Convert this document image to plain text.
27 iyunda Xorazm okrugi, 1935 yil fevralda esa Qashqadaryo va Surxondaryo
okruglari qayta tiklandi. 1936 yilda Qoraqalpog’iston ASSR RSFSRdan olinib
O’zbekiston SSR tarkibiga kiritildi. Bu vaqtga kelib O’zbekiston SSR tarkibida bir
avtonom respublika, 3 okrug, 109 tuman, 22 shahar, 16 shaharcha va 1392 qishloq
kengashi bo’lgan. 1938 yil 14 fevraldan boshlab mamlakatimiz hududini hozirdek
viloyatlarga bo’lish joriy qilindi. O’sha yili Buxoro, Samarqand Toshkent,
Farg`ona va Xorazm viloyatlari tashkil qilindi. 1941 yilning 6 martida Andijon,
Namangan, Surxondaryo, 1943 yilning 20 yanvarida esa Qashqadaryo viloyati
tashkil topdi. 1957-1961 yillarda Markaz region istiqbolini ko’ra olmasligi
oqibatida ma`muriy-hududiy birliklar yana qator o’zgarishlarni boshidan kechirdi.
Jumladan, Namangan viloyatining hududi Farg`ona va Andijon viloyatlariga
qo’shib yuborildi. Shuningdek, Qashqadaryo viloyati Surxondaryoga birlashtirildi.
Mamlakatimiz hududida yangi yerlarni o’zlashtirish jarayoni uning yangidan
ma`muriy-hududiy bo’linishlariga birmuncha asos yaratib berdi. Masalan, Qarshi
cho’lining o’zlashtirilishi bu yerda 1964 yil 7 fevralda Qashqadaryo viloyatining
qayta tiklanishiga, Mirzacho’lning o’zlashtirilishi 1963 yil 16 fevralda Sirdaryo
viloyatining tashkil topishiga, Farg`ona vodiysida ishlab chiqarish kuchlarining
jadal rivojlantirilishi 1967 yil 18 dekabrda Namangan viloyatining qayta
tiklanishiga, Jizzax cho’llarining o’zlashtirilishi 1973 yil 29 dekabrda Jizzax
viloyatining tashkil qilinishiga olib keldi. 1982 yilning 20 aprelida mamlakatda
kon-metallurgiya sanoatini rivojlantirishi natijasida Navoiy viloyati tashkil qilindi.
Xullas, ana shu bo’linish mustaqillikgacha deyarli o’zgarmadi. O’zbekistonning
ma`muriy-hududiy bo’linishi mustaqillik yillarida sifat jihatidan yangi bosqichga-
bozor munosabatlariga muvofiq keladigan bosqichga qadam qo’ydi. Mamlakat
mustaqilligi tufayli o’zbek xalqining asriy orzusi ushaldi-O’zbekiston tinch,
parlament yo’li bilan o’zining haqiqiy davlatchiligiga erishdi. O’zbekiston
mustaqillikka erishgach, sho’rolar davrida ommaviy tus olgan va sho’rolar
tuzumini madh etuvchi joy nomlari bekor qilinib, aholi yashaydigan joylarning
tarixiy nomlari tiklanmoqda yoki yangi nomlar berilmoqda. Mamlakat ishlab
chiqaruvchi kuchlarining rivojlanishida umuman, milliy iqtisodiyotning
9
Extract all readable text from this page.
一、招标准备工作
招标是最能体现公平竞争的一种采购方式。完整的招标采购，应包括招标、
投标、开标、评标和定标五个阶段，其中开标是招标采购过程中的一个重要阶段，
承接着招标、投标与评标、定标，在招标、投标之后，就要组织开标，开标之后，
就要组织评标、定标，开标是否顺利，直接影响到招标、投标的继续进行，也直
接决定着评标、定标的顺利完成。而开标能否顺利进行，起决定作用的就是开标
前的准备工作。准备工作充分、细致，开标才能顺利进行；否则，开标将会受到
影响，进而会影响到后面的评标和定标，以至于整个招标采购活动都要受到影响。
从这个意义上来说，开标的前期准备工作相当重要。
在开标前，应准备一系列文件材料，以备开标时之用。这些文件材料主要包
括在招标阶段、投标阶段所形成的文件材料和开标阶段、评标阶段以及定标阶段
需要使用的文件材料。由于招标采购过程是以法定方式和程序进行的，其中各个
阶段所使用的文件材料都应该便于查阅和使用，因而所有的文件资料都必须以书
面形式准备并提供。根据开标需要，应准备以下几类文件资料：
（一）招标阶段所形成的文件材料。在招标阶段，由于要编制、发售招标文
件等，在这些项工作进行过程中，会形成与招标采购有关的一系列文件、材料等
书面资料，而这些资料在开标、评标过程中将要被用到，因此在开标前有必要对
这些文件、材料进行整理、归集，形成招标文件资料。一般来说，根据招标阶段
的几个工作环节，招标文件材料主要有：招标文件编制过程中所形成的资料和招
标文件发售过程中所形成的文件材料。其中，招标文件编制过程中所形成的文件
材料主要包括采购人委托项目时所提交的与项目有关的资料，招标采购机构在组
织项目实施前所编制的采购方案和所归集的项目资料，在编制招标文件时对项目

▸ What you are asked to do
Reproduce the material precisely, including every line.

▸ The answer
Convert this document image to plain text.
27 iyunda Xorazm okrugi, 1935 yil fevralda esa Qashqadaryo va Surxondaryo
okruglari qayta tiklandi. 1936 yilda Qoraqalpog’iston ASSR RSFSRdan olinib
O’zbekiston SSR tarkibiga kiritildi. Bu vaqtga kelib O’zbekiston SSR tarkibida bir
avtonom respublika, 3 okrug, 109 tuman, 22 shahar, 16 shaharcha va 1392 qishloq
kengashi bo’lgan. 1938 yil 14 fevraldan boshlab mamlakatimiz hududini hozirdek
viloyatlarga bo’lish joriy qilindi. O’sha yili Buxoro, Samarqand Toshkent,
Farg`ona va Xorazm viloyatlari tashkil qilindi. 1941 yilning 6 martida Andijon,
Namangan, Surxondaryo, 1943 yilning 20 yanvarida esa Qashqadaryo viloyati
tashkil topdi. 1957-1961 yillarda Markaz region istiqbolini ko’ra olmasligi
oqibatida ma`muriy-hududiy birliklar yana qator o’zgarishlarni boshidan kechirdi.
Jumladan, Namangan viloyatining hududi Farg`ona va Andijon viloyatlariga
qo’shib yuborildi. Shuningdek, Qashqadaryo viloyati Surxondaryoga birlashtirildi.
Mamlakatimiz hududida yangi yerlarni o’zlashtirish jarayoni uning yangidan
ma`muriy-hududiy bo’linishlariga birmuncha asos yaratib berdi. Masalan, Qarshi
cho’lining o’zlashtirilishi bu yerda 1964 yil 7 fevralda Qashqadaryo viloyatining
qayta tiklanishiga, Mirzacho’lning o’zlashtirilishi 1963 yil 16 fevralda Sirdaryo
viloyatining tashkil topishiga, Farg`ona vodiysida ishlab chiqarish kuchlarining
jadal rivojlantirilishi 1967 yil 18 dekabrda Namangan viloyatining qayta
tiklanishiga, Jizzax cho’llarining o’zlashtirilishi 1973 yil 29 dekabrda Jizzax
viloyatining tashkil qilinishiga olib keldi. 1982 yilning 20 aprelida mamlakatda
kon-metallurgiya sanoatini rivojlantirishi natijasida Navoiy viloyati tashkil qilindi.
Xullas, ana shu bo’linish mustaqillikgacha deyarli o’zgarmadi. O’zbekistonning
ma`muriy-hududiy bo’linishi mustaqillik yillarida sifat jihatidan yangi bosqichga-
bozor munosabatlariga muvofiq keladigan bosqichga qadam qo’ydi. Mamlakat
mustaqilligi tufayli o’zbek xalqining asriy orzusi ushaldi-O’zbekiston tinch,
parlament yo’li bilan o’zining haqiqiy davlatchiligiga erishdi. O’zbekiston
mustaqillikka erishgach, sho’rolar davrida ommaviy tus olgan va sho’rolar
tuzumini madh etuvchi joy nomlari bekor qilinib, aholi yashaydigan joylarning
tarixiy nomlari tiklanmoqda yoki yangi nomlar berilmoqda. Mamlakat ishlab
chiqaruvchi kuchlarining rivojlanishida umuman, milliy iqtisodiyotning
9
Extract all readable text from this page.
一、招标准备工作
招标是最能体现公平竞争的一种采购方式。完整的招标采购，应包括招标、
投标、开标、评标和定标五个阶段，其中开标是招标采购过程中的一个重要阶段，
承接着招标、投标与评标、定标，在招标、投标之后，就要组织开标，开标之后，
就要组织评标、定标，开标是否顺利，直接影响到招标、投标的继续进行，也直
接决定着评标、定标的顺利完成。而开标能否顺利进行，起决定作用的就是开标
前的准备工作。准备工作充分、细致，开标才能顺利进行；否则，开标将会受到
影响，进而会影响到后面的评标和定标，以至于整个招标采购活动都要受到影响。
从这个意义上来说，开标的前期准备工作相当重要。
在开标前，应准备一系列文件材料，以备开标时之用。这些文件材料主要包
括在招标阶段、投标阶段所形成的文件材料和开标阶段、评标阶段以及定标阶段
需要使用的文件材料。由于招标采购过程是以法定方式和程序进行的，其中各个
阶段所使用的文件材料都应该便于查阅和使用，因而所有的文件资料都必须以书
面形式准备并提供。根据开标需要，应准备以下几类文件资料：
（一）招标阶段所形成的文件材料。在招标阶段，由于要编制、发售招标文
件等，在这些项工作进行过程中，会形成与招标采购有关的一系列文件、材料等
书面资料，而这些资料在开标、评标过程中将要被用到，因此在开标前有必要对
这些文件、材料进行整理、归集，形成招标文件资料。一般来说，根据招标阶段
的几个工作环节，招标文件材料主要有：招标文件编制过程中所形成的资料和招
标文件发售过程中所形成的文件材料。其中，招标文件编制过程中所形成的文件
材料主要包括采购人委托项目时所提交的与项目有关的资料，招标采购机构在组
织项目实施前所编制的采购方案和所归集的项目资料，在编制招标文件时对项目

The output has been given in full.